■ WRITTEN PROBLEM A ■
Reproduce the records word for word, beginning with the first line of the records and continuing through the line that contains "ishot-icon (123, 321, 145, 343)", including both of those lines.

■ READING TEXT ■
Life Insurance: The Borrower acknowledges that loans are not life insured
under the Bank's Business Loan Insurance Plan.
Conditions
Precedent: The obligation of the Bank to make available the Borrowings
to the Borrower is subject to and conditional upon:
(1) Receipt by the Bank of a properly executed copy of this
agreement;
(2) Receipt by the Bank of the within stipulated Collateral
Security in form and substance satisfactory to the Bank,
together with such corporate authorizations and legal
opinions as the Bank may require.
Evidence of
Indebtedness: The Bank shall open and maintain at the Branch of Account
accounts and records evidencing the Borrowings made available
to the Borrower by the Bank under this agreement. The Bank
shall record the principal amount of such Borrowings, the
payment of principal and interest on account of the loans, and
all other amounts becoming due to the Bank under this
agreement.
The Bank's accounts and records constitute, in the absence of
manifest error, prima facie evidence of the indebtedness of
the Borrower to the Bank pursuant to this agreement.

■ DATA FOR THE TASK ■

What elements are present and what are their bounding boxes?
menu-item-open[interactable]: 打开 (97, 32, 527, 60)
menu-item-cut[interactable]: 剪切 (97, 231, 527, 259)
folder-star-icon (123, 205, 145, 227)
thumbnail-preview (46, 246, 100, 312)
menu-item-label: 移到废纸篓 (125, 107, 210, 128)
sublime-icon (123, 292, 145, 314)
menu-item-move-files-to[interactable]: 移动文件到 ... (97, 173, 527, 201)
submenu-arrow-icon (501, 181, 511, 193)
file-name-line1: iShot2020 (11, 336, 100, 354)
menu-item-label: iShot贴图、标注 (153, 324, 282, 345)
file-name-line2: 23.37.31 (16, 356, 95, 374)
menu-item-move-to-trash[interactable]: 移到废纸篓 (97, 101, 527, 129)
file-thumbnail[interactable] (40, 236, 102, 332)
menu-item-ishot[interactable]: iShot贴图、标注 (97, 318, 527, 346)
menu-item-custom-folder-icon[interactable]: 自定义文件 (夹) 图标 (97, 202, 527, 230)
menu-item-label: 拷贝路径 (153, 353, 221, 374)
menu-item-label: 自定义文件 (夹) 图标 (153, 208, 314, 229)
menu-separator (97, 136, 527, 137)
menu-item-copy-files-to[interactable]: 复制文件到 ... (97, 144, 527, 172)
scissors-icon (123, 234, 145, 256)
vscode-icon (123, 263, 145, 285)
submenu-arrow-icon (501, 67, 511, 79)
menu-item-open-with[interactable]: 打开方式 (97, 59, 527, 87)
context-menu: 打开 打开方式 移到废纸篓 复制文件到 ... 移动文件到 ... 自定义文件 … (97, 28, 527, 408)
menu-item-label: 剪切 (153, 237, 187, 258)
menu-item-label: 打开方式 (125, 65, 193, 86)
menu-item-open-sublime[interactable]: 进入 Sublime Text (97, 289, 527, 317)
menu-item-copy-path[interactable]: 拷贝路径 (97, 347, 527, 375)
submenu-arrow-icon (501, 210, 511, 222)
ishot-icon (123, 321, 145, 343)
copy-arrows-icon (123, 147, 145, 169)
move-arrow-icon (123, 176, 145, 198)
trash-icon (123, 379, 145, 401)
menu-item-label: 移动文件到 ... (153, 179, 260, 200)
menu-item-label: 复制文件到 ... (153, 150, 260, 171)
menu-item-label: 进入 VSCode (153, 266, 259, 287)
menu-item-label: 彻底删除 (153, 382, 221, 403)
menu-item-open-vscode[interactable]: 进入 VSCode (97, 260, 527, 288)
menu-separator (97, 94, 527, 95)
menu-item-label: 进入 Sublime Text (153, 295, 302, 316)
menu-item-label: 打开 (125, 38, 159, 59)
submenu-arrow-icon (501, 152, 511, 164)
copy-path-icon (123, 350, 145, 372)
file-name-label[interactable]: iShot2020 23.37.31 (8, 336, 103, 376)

■ WRITTEN PROBLEM B ■
In the loan agreement text, condense the paragraph beginning "The obligation of the Bank to make available the Borrowings" into a short list, keeping its main facts.

■ WRITTEN SOLUTION A ■
What elements are present and what are their bounding boxes?
menu-item-open[interactable]: 打开 (97, 32, 527, 60)
menu-item-cut[interactable]: 剪切 (97, 231, 527, 259)
folder-star-icon (123, 205, 145, 227)
thumbnail-preview (46, 246, 100, 312)
menu-item-label: 移到废纸篓 (125, 107, 210, 128)
sublime-icon (123, 292, 145, 314)
menu-item-move-files-to[interactable]: 移动文件到 ... (97, 173, 527, 201)
submenu-arrow-icon (501, 181, 511, 193)
file-name-line1: iShot2020 (11, 336, 100, 354)
menu-item-label: iShot贴图、标注 (153, 324, 282, 345)
file-name-line2: 23.37.31 (16, 356, 95, 374)
menu-item-move-to-trash[interactable]: 移到废纸篓 (97, 101, 527, 129)
file-thumbnail[interactable] (40, 236, 102, 332)
menu-item-ishot[interactable]: iShot贴图、标注 (97, 318, 527, 346)
menu-item-custom-folder-icon[interactable]: 自定义文件 (夹) 图标 (97, 202, 527, 230)
menu-item-label: 拷贝路径 (153, 353, 221, 374)
menu-item-label: 自定义文件 (夹) 图标 (153, 208, 314, 229)
menu-separator (97, 136, 527, 137)
menu-item-copy-files-to[interactable]: 复制文件到 ... (97, 144, 527, 172)
scissors-icon (123, 234, 145, 256)
vscode-icon (123, 263, 145, 285)
submenu-arrow-icon (501, 67, 511, 79)
menu-item-open-with[interactable]: 打开方式 (97, 59, 527, 87)
context-menu: 打开 打开方式 移到废纸篓 复制文件到 ... 移动文件到 ... 自定义文件 … (97, 28, 527, 408)
menu-item-label: 剪切 (153, 237, 187, 258)
menu-item-label: 打开方式 (125, 65, 193, 86)
menu-item-open-sublime[interactable]: 进入 Sublime Text (97, 289, 527, 317)
menu-item-copy-path[interactable]: 拷贝路径 (97, 347, 527, 375)
submenu-arrow-icon (501, 210, 511, 222)
ishot-icon (123, 321, 145, 343)

■ WRITTEN SOLUTION B ■
The Bank must make the Borrowings available to the Borrower only once it has received:
- a properly executed copy of this agreement;
- the stipulated Collateral Security, in form and substance satisfactory to the Bank, with any corporate authorizations and legal opinions the Bank may require.